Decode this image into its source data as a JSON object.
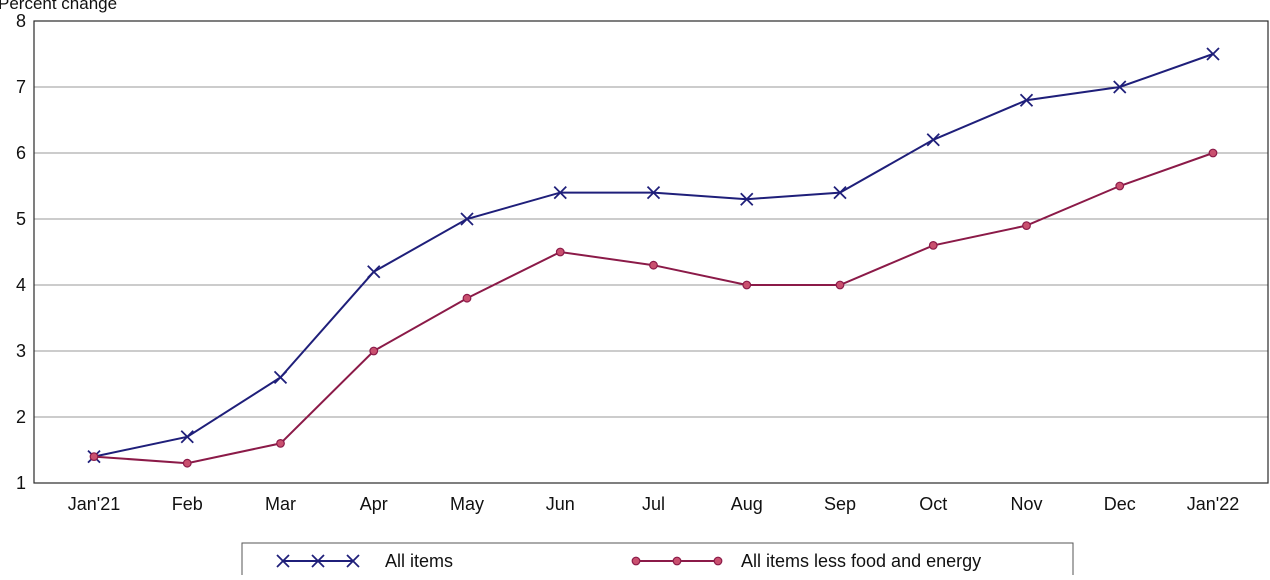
{
  "chart_data": {
    "type": "line",
    "title": "",
    "xlabel": "",
    "ylabel": "Percent change",
    "categories": [
      "Jan'21",
      "Feb",
      "Mar",
      "Apr",
      "May",
      "Jun",
      "Jul",
      "Aug",
      "Sep",
      "Oct",
      "Nov",
      "Dec",
      "Jan'22"
    ],
    "ylim": [
      1,
      8
    ],
    "yticks": [
      1,
      2,
      3,
      4,
      5,
      6,
      7,
      8
    ],
    "grid": "horizontal",
    "legend_position": "bottom",
    "series": [
      {
        "name": "All items",
        "color": "#1f1f7a",
        "marker": "x",
        "values": [
          1.4,
          1.7,
          2.6,
          4.2,
          5.0,
          5.4,
          5.4,
          5.3,
          5.4,
          6.2,
          6.8,
          7.0,
          7.5
        ]
      },
      {
        "name": "All items less food and energy",
        "color": "#8b1a48",
        "marker": "circle",
        "values": [
          1.4,
          1.3,
          1.6,
          3.0,
          3.8,
          4.5,
          4.3,
          4.0,
          4.0,
          4.6,
          4.9,
          5.5,
          6.0
        ]
      }
    ]
  }
}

====================

• _WHAT YOU HAVE TO DO_
Output the records above exactly as they are, leaving out the pictures.

• _FULL RESPONSE_
Decode this image into its source data as a JSON object.
{
  "chart_data": {
    "type": "line",
    "title": "",
    "xlabel": "",
    "ylabel": "Percent change",
    "categories": [
      "Jan'21",
      "Feb",
      "Mar",
      "Apr",
      "May",
      "Jun",
      "Jul",
      "Aug",
      "Sep",
      "Oct",
      "Nov",
      "Dec",
      "Jan'22"
    ],
    "ylim": [
      1,
      8
    ],
    "yticks": [
      1,
      2,
      3,
      4,
      5,
      6,
      7,
      8
    ],
    "grid": "horizontal",
    "legend_position": "bottom",
    "series": [
      {
        "name": "All items",
        "color": "#1f1f7a",
        "marker": "x",
        "values": [
          1.4,
          1.7,
          2.6,
          4.2,
          5.0,
          5.4,
          5.4,
          5.3,
          5.4,
          6.2,
          6.8,
          7.0,
          7.5
        ]
      },
      {
        "name": "All items less food and energy",
        "color": "#8b1a48",
        "marker": "circle",
        "values": [
          1.4,
          1.3,
          1.6,
          3.0,
          3.8,
          4.5,
          4.3,
          4.0,
          4.0,
          4.6,
          4.9,
          5.5,
          6.0
        ]
      }
    ]
  }
}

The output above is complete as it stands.